:: Dataset records

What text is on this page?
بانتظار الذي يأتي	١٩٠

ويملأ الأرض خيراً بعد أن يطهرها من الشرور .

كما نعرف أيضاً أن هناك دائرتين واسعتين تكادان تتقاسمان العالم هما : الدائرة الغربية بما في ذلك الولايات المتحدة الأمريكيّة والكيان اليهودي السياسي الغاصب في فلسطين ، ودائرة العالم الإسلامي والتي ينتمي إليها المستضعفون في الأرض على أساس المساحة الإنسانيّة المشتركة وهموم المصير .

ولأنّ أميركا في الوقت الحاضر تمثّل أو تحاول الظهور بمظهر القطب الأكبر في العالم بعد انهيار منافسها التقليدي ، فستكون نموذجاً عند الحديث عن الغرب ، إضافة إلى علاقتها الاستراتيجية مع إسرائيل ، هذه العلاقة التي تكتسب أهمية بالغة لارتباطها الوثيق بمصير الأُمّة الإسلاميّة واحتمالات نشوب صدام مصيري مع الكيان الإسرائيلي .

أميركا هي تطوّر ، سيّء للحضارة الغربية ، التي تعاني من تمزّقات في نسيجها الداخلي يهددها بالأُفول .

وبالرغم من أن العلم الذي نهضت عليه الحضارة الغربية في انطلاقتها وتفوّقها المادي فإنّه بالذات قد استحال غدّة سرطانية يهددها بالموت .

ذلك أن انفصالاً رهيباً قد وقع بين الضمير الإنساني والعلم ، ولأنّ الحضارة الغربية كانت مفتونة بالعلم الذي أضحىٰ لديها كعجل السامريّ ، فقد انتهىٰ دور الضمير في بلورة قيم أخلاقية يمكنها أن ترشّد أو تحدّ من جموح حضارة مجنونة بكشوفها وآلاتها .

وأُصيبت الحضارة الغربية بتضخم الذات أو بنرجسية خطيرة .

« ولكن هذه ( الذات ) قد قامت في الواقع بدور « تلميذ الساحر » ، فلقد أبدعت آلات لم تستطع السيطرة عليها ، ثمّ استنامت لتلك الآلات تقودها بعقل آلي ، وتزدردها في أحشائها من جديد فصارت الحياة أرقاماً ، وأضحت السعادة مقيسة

::::

_Task to carry out_
Please quote the data above in full, with no line missing.

_Response for this exercise_
What text is on this page?
بانتظار الذي يأتي	١٩٠

ويملأ الأرض خيراً بعد أن يطهرها من الشرور .

كما نعرف أيضاً أن هناك دائرتين واسعتين تكادان تتقاسمان العالم هما : الدائرة الغربية بما في ذلك الولايات المتحدة الأمريكيّة والكيان اليهودي السياسي الغاصب في فلسطين ، ودائرة العالم الإسلامي والتي ينتمي إليها المستضعفون في الأرض على أساس المساحة الإنسانيّة المشتركة وهموم المصير .

ولأنّ أميركا في الوقت الحاضر تمثّل أو تحاول الظهور بمظهر القطب الأكبر في العالم بعد انهيار منافسها التقليدي ، فستكون نموذجاً عند الحديث عن الغرب ، إضافة إلى علاقتها الاستراتيجية مع إسرائيل ، هذه العلاقة التي تكتسب أهمية بالغة لارتباطها الوثيق بمصير الأُمّة الإسلاميّة واحتمالات نشوب صدام مصيري مع الكيان الإسرائيلي .

أميركا هي تطوّر ، سيّء للحضارة الغربية ، التي تعاني من تمزّقات في نسيجها الداخلي يهددها بالأُفول .

وبالرغم من أن العلم الذي نهضت عليه الحضارة الغربية في انطلاقتها وتفوّقها المادي فإنّه بالذات قد استحال غدّة سرطانية يهددها بالموت .

ذلك أن انفصالاً رهيباً قد وقع بين الضمير الإنساني والعلم ، ولأنّ الحضارة الغربية كانت مفتونة بالعلم الذي أضحىٰ لديها كعجل السامريّ ، فقد انتهىٰ دور الضمير في بلورة قيم أخلاقية يمكنها أن ترشّد أو تحدّ من جموح حضارة مجنونة بكشوفها وآلاتها .

وأُصيبت الحضارة الغربية بتضخم الذات أو بنرجسية خطيرة .

« ولكن هذه ( الذات ) قد قامت في الواقع بدور « تلميذ الساحر » ، فلقد أبدعت آلات لم تستطع السيطرة عليها ، ثمّ استنامت لتلك الآلات تقودها بعقل آلي ، وتزدردها في أحشائها من جديد فصارت الحياة أرقاماً ، وأضحت السعادة مقيسة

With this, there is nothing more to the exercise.